▸ EXERCISE
Transcribe the records below exactly.
─── LISTED RECORDS
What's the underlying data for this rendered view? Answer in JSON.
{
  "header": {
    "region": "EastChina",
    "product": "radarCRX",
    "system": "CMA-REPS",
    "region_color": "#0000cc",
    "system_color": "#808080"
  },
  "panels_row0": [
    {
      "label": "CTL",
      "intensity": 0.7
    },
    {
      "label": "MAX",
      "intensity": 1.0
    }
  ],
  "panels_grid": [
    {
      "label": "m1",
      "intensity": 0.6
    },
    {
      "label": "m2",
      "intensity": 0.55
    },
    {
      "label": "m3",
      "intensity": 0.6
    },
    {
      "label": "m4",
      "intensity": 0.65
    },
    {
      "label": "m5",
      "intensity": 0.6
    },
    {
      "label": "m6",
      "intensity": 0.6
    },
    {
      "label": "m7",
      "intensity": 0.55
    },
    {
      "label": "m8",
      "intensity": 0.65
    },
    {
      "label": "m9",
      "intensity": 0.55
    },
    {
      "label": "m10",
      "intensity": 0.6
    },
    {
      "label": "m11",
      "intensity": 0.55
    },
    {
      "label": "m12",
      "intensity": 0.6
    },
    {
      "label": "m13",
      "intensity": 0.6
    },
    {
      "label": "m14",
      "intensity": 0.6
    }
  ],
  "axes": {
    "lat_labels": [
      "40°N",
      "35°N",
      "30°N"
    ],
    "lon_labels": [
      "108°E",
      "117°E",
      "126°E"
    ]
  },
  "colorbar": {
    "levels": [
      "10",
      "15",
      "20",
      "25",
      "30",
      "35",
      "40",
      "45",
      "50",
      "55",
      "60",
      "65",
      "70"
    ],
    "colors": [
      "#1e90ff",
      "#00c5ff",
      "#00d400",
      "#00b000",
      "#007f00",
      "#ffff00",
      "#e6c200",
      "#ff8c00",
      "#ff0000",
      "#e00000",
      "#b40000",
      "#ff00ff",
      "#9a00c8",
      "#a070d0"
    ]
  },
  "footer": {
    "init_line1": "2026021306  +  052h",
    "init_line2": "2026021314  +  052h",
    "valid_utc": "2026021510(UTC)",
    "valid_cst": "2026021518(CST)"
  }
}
──────
▸ SOLUTION BELOW
What's the underlying data for this rendered view? Answer in JSON.
{
  "header": {
    "region": "EastChina",
    "product": "radarCRX",
    "system": "CMA-REPS",
    "region_color": "#0000cc",
    "system_color": "#808080"
  },
  "panels_row0": [
    {
      "label": "CTL",
      "intensity": 0.7
    },
    {
      "label": "MAX",
      "intensity": 1.0
    }
  ],
  "panels_grid": [
    {
      "label": "m1",
      "intensity": 0.6
    },
    {
      "label": "m2",
      "intensity": 0.55
    },
    {
      "label": "m3",
      "intensity": 0.6
    },
    {
      "label": "m4",
      "intensity": 0.65
    },
    {
      "label": "m5",
      "intensity": 0.6
    },
    {
      "label": "m6",
      "intensity": 0.6
    },
    {
      "label": "m7",
      "intensity": 0.55
    },
    {
      "label": "m8",
      "intensity": 0.65
    },
    {
      "label": "m9",
      "intensity": 0.55
    },
    {
      "label": "m10",
      "intensity": 0.6
    },
    {
      "label": "m11",
      "intensity": 0.55
    },
    {
      "label": "m12",
      "intensity": 0.6
    },
    {
      "label": "m13",
      "intensity": 0.6
    },
    {
      "label": "m14",
      "intensity": 0.6
    }
  ],
  "axes": {
    "lat_labels": [
      "40°N",
      "35°N",
      "30°N"
    ],
    "lon_labels": [
      "108°E",
      "117°E",
      "126°E"
    ]
  },
  "colorbar": {
    "levels": [
      "10",
      "15",
      "20",
      "25",
      "30",
      "35",
      "40",
      "45",
      "50",
      "55",
      "60",
      "65",
      "70"
    ],
    "colors": [
      "#1e90ff",
      "#00c5ff",
      "#00d400",
      "#00b000",
      "#007f00",
      "#ffff00",
      "#e6c200",
      "#ff8c00",
      "#ff0000",
      "#e00000",
      "#b40000",
      "#ff00ff",
      "#9a00c8",
      "#a070d0"
    ]
  },
  "footer": {
    "init_line1": "2026021306  +  052h",
    "init_line2": "2026021314  +  052h",
    "valid_utc": "2026021510(UTC)",
    "valid_cst": "2026021518(CST)"
  }
}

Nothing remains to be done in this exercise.